(Figure data in JSON)
-- start --

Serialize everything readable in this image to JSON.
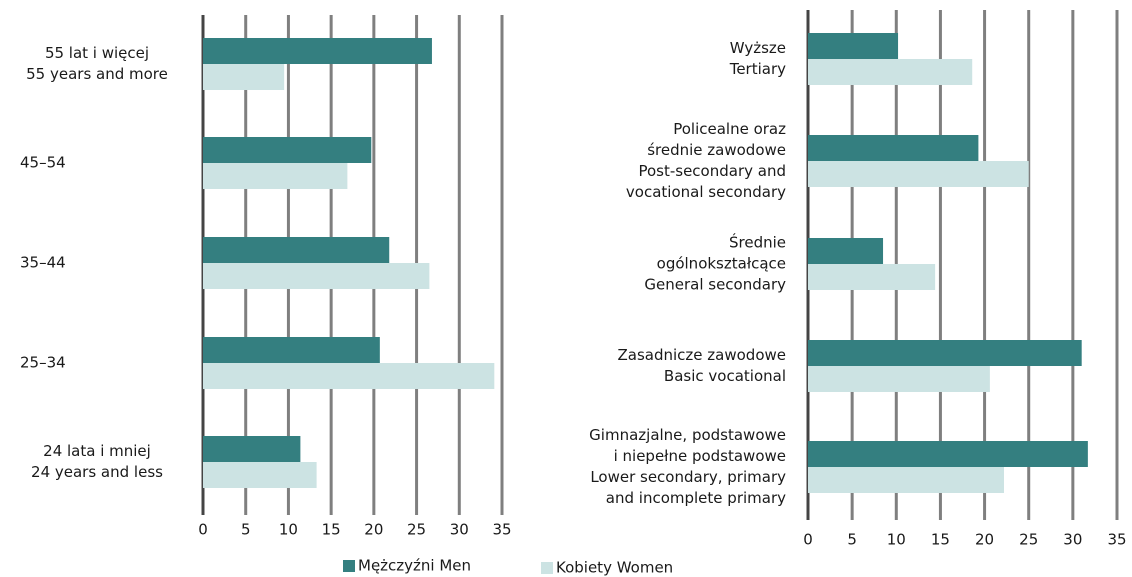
{
  "chart_data": [
    {
      "type": "bar",
      "categories": [
        [
          "55 lat i więcej",
          "55 years and more"
        ],
        [
          "45–54"
        ],
        [
          "35–44"
        ],
        [
          "25–34"
        ],
        [
          "24 lata i mniej",
          "24 years and less"
        ]
      ],
      "series": [
        {
          "name": "Mężczyźni  Men",
          "color": "#347f80",
          "values": [
            26.8,
            19.7,
            21.8,
            20.7,
            11.4
          ]
        },
        {
          "name": "Kobiety Women",
          "color": "#cce3e3",
          "values": [
            9.5,
            16.9,
            26.5,
            34.1,
            13.3
          ]
        }
      ],
      "xlim": [
        0,
        35
      ],
      "xticks": [
        0,
        5,
        10,
        15,
        20,
        25,
        30,
        35
      ],
      "grid": true
    },
    {
      "type": "bar",
      "categories": [
        [
          "Wyższe",
          "Tertiary"
        ],
        [
          "Policealne oraz",
          "średnie zawodowe",
          "Post-secondary and",
          "vocational secondary"
        ],
        [
          "Średnie",
          "ogólnokształcące",
          "General secondary"
        ],
        [
          "Zasadnicze zawodowe",
          "Basic vocational"
        ],
        [
          "Gimnazjalne, podstawowe",
          "i niepełne podstawowe",
          "Lower secondary, primary",
          "and incomplete primary"
        ]
      ],
      "series": [
        {
          "color": "#347f80",
          "values": [
            10.2,
            19.3,
            8.5,
            31.0,
            31.7
          ]
        },
        {
          "color": "#cce3e3",
          "values": [
            18.6,
            25.0,
            14.4,
            20.6,
            22.2
          ]
        }
      ],
      "xlim": [
        0,
        35
      ],
      "xticks": [
        0,
        5,
        10,
        15,
        20,
        25,
        30,
        35
      ],
      "grid": true
    }
  ]
}
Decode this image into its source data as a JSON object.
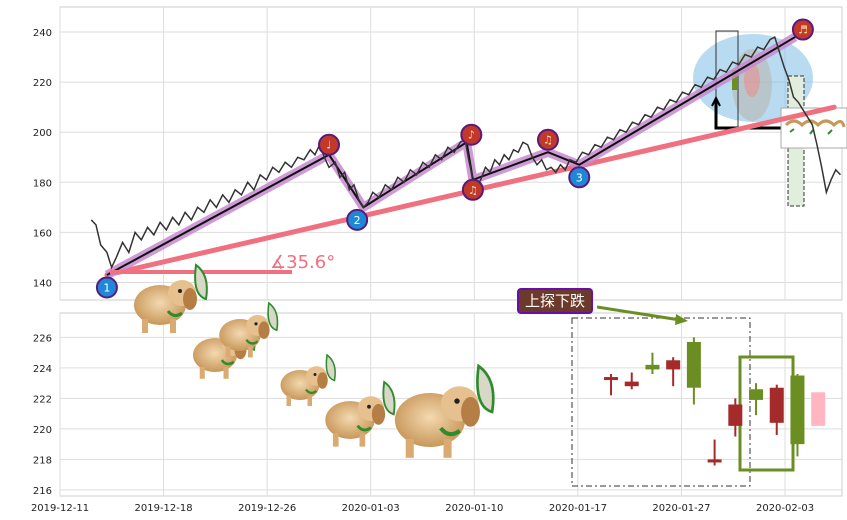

-- end --

GOAL: Scan the material above. Extract every line in which the word "image" occurs.

TASK OUTPUT:
Serialize everything readable in this image to JSON.
Decode this image into its source data as a JSON object.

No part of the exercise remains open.